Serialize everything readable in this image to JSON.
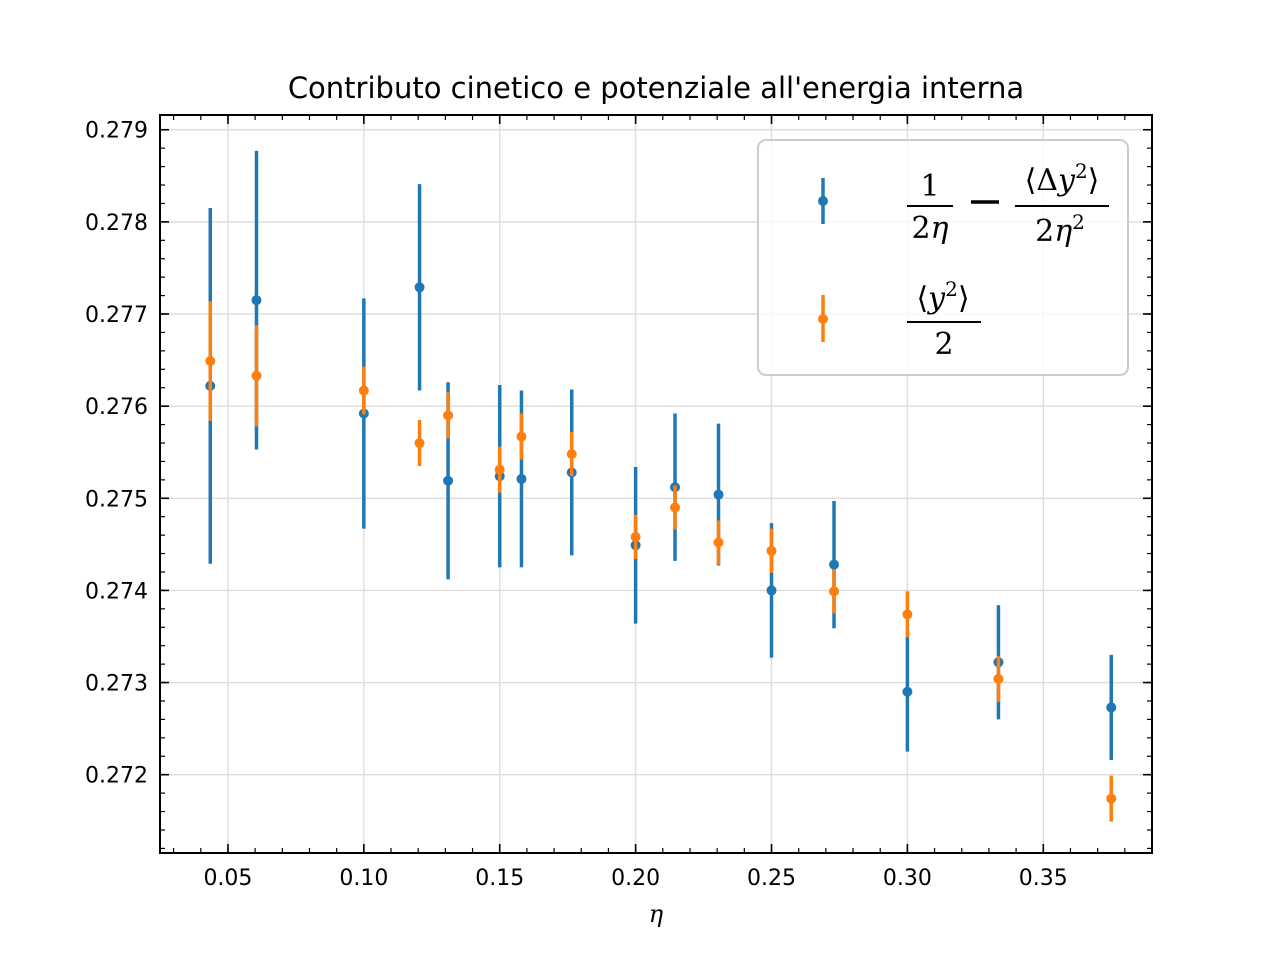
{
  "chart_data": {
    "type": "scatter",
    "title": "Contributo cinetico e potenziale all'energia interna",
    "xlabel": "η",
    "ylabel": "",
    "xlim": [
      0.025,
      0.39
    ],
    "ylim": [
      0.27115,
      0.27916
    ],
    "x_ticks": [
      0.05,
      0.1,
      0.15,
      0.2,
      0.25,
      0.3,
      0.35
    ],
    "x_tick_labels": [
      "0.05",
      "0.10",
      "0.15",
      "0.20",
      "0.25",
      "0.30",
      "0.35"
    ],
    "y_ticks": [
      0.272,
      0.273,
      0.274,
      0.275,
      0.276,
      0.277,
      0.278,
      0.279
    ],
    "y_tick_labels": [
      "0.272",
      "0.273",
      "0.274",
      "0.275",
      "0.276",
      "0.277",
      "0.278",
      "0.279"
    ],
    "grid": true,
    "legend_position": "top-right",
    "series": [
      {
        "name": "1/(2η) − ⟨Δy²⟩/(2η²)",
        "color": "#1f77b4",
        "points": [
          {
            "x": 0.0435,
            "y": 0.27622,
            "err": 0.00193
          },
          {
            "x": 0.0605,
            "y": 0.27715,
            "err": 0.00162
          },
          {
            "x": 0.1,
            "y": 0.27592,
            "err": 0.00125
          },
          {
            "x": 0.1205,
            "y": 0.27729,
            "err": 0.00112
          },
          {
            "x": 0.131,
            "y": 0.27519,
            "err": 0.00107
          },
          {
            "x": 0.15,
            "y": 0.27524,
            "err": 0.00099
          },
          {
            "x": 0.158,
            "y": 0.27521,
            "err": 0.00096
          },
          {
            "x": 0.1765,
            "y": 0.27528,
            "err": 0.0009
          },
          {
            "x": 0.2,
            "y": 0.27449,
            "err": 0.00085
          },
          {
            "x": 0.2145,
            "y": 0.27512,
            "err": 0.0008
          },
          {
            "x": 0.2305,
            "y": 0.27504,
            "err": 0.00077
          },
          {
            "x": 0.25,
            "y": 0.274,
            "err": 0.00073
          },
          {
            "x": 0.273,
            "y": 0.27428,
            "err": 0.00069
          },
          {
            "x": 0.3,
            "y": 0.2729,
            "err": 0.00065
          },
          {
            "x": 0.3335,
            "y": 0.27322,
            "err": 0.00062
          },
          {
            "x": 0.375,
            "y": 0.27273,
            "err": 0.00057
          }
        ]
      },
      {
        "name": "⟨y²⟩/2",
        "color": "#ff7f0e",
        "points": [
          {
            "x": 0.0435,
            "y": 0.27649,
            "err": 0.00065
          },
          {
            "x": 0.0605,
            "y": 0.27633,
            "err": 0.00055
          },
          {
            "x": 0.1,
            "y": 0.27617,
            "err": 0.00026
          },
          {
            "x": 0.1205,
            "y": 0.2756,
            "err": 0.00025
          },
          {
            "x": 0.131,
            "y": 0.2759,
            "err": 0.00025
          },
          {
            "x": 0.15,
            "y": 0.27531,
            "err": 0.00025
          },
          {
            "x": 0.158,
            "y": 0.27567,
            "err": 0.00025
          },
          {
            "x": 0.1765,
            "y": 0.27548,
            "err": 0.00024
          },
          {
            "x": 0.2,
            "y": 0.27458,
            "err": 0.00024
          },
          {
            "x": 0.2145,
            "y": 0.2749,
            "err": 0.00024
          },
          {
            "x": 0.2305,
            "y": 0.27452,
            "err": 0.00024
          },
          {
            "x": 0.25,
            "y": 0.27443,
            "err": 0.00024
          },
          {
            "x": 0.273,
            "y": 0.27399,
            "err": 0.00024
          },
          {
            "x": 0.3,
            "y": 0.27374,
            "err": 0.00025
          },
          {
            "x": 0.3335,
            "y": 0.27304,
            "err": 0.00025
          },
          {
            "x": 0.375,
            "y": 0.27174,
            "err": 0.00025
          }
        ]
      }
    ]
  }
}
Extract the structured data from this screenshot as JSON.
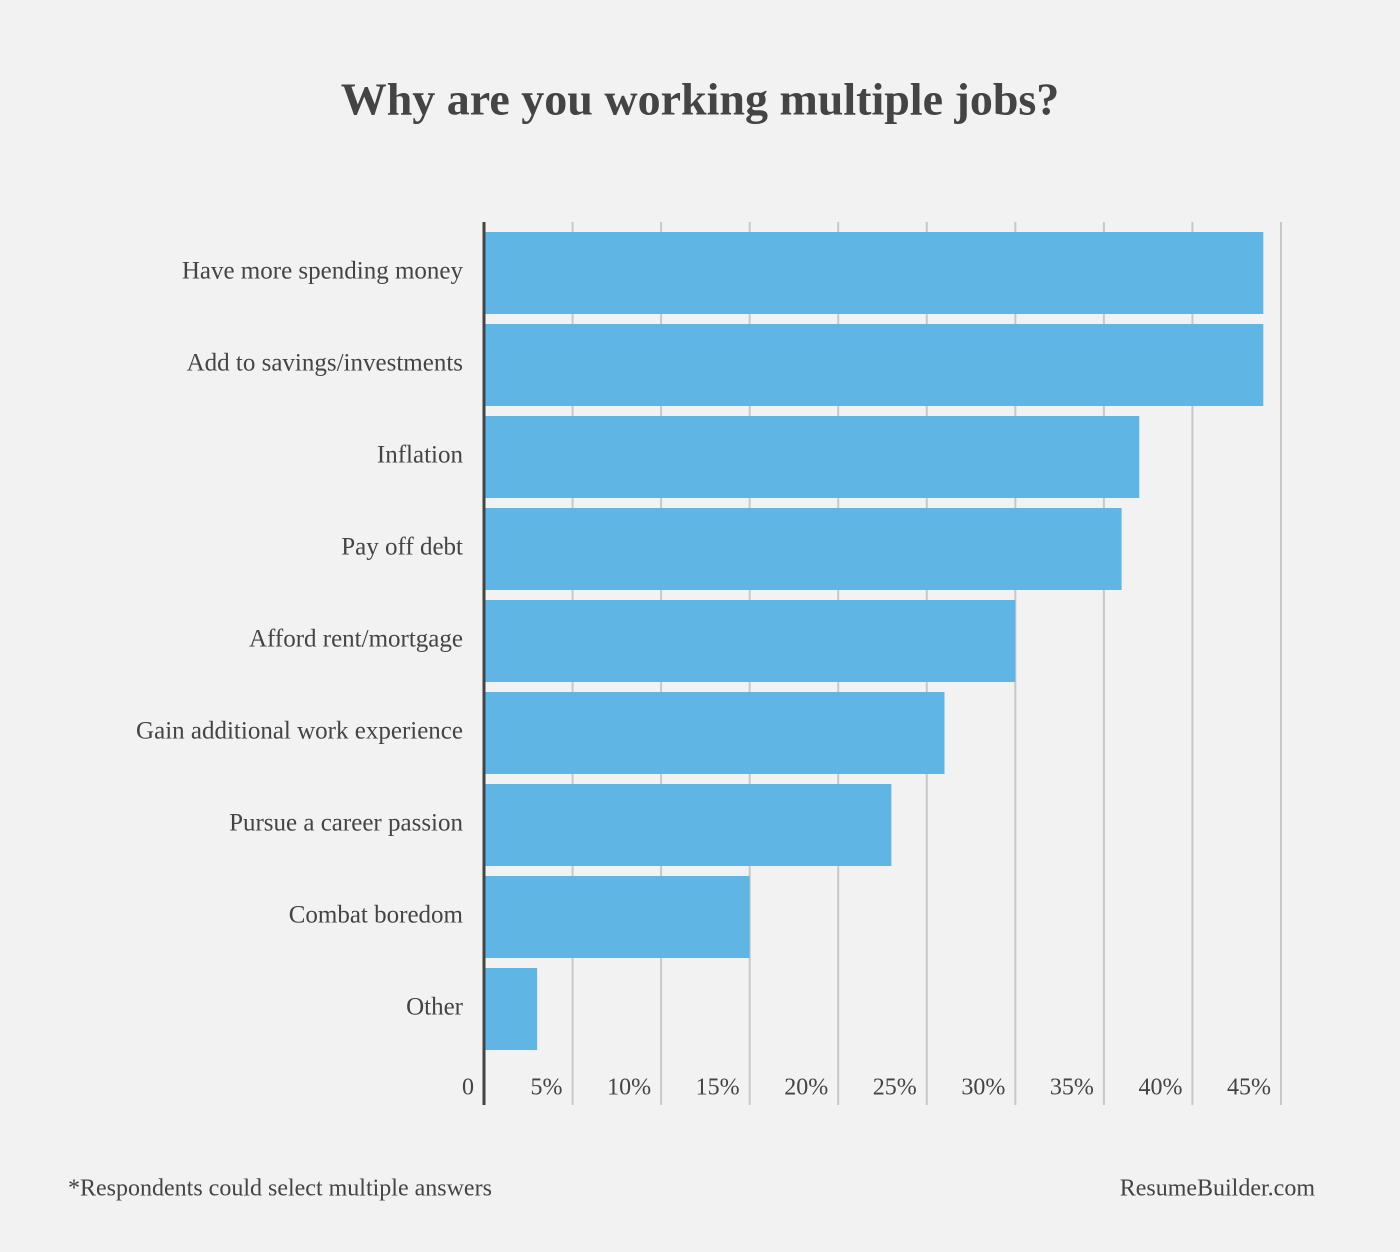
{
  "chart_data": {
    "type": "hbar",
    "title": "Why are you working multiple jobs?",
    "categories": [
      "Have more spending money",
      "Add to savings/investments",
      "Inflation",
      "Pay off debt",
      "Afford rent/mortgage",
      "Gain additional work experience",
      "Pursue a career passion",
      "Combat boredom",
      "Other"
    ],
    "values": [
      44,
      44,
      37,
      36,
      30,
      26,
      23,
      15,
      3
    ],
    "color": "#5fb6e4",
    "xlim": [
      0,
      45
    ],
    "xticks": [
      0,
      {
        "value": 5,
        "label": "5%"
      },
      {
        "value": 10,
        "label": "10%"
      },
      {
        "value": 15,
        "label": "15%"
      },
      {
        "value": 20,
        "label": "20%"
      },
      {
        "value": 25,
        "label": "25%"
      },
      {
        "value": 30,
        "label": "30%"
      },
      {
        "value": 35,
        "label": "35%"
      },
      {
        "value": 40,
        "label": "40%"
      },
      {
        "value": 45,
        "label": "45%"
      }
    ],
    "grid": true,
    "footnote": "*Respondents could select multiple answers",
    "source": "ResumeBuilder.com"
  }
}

▶ [WHAT IS NEEDED] Extract, from the listing above, every line where the string "color" occurs.

▶ [RESULT OF THIS EXERCISE]
        "color": "#1f77b4",
        "color": "#ff7f0e",
    "color": "#5fb6e4",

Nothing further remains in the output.